• **Set exercise**: Output the data below in full, character for character.

• **Provided data**:
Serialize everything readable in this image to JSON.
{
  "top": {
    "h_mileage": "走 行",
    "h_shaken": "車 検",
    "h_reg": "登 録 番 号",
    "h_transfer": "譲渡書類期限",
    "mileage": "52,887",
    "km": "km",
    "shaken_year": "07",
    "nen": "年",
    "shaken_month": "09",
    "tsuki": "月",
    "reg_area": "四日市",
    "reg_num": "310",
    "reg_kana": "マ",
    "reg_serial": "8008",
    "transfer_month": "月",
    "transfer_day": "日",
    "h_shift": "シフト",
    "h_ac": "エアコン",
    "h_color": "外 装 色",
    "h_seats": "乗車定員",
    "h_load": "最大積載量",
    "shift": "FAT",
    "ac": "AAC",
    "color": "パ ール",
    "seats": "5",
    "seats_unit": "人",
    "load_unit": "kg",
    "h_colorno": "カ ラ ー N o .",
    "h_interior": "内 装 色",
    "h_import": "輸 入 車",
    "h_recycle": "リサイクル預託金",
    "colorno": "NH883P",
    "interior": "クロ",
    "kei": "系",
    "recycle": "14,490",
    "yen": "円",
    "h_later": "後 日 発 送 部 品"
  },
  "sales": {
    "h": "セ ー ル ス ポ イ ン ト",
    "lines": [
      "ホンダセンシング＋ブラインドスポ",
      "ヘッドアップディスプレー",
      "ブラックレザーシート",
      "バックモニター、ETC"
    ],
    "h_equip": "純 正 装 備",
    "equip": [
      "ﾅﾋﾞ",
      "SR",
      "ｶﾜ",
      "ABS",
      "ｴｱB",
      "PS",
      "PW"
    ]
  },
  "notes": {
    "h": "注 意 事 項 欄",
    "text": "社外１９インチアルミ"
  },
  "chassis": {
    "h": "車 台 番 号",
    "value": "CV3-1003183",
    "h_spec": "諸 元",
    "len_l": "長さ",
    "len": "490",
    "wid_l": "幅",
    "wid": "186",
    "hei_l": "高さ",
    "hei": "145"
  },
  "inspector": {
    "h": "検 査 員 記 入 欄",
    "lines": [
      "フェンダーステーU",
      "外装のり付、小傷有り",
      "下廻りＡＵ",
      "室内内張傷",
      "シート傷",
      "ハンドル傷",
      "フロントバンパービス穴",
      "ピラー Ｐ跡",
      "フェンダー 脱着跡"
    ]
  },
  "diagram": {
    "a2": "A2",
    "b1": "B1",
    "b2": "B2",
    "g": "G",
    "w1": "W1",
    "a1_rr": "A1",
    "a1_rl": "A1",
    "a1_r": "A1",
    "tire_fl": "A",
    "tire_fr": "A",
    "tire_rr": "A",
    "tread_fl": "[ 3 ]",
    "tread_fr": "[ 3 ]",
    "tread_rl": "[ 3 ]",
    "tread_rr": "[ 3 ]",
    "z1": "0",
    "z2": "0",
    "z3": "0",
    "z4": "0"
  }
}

• **Task solution**:
Serialize everything readable in this image to JSON.
{
  "top": {
    "h_mileage": "走 行",
    "h_shaken": "車 検",
    "h_reg": "登 録 番 号",
    "h_transfer": "譲渡書類期限",
    "mileage": "52,887",
    "km": "km",
    "shaken_year": "07",
    "nen": "年",
    "shaken_month": "09",
    "tsuki": "月",
    "reg_area": "四日市",
    "reg_num": "310",
    "reg_kana": "マ",
    "reg_serial": "8008",
    "transfer_month": "月",
    "transfer_day": "日",
    "h_shift": "シフト",
    "h_ac": "エアコン",
    "h_color": "外 装 色",
    "h_seats": "乗車定員",
    "h_load": "最大積載量",
    "shift": "FAT",
    "ac": "AAC",
    "color": "パ ール",
    "seats": "5",
    "seats_unit": "人",
    "load_unit": "kg",
    "h_colorno": "カ ラ ー N o .",
    "h_interior": "内 装 色",
    "h_import": "輸 入 車",
    "h_recycle": "リサイクル預託金",
    "colorno": "NH883P",
    "interior": "クロ",
    "kei": "系",
    "recycle": "14,490",
    "yen": "円",
    "h_later": "後 日 発 送 部 品"
  },
  "sales": {
    "h": "セ ー ル ス ポ イ ン ト",
    "lines": [
      "ホンダセンシング＋ブラインドスポ",
      "ヘッドアップディスプレー",
      "ブラックレザーシート",
      "バックモニター、ETC"
    ],
    "h_equip": "純 正 装 備",
    "equip": [
      "ﾅﾋﾞ",
      "SR",
      "ｶﾜ",
      "ABS",
      "ｴｱB",
      "PS",
      "PW"
    ]
  },
  "notes": {
    "h": "注 意 事 項 欄",
    "text": "社外１９インチアルミ"
  },
  "chassis": {
    "h": "車 台 番 号",
    "value": "CV3-1003183",
    "h_spec": "諸 元",
    "len_l": "長さ",
    "len": "490",
    "wid_l": "幅",
    "wid": "186",
    "hei_l": "高さ",
    "hei": "145"
  },
  "inspector": {
    "h": "検 査 員 記 入 欄",
    "lines": [
      "フェンダーステーU",
      "外装のり付、小傷有り",
      "下廻りＡＵ",
      "室内内張傷",
      "シート傷",
      "ハンドル傷",
      "フロントバンパービス穴",
      "ピラー Ｐ跡",
      "フェンダー 脱着跡"
    ]
  },
  "diagram": {
    "a2": "A2",
    "b1": "B1",
    "b2": "B2",
    "g": "G",
    "w1": "W1",
    "a1_rr": "A1",
    "a1_rl": "A1",
    "a1_r": "A1",
    "tire_fl": "A",
    "tire_fr": "A",
    "tire_rr": "A",
    "tread_fl": "[ 3 ]",
    "tread_fr": "[ 3 ]",
    "tread_rl": "[ 3 ]",
    "tread_rr": "[ 3 ]",
    "z1": "0",
    "z2": "0",
    "z3": "0",
    "z4": "0"
  }
}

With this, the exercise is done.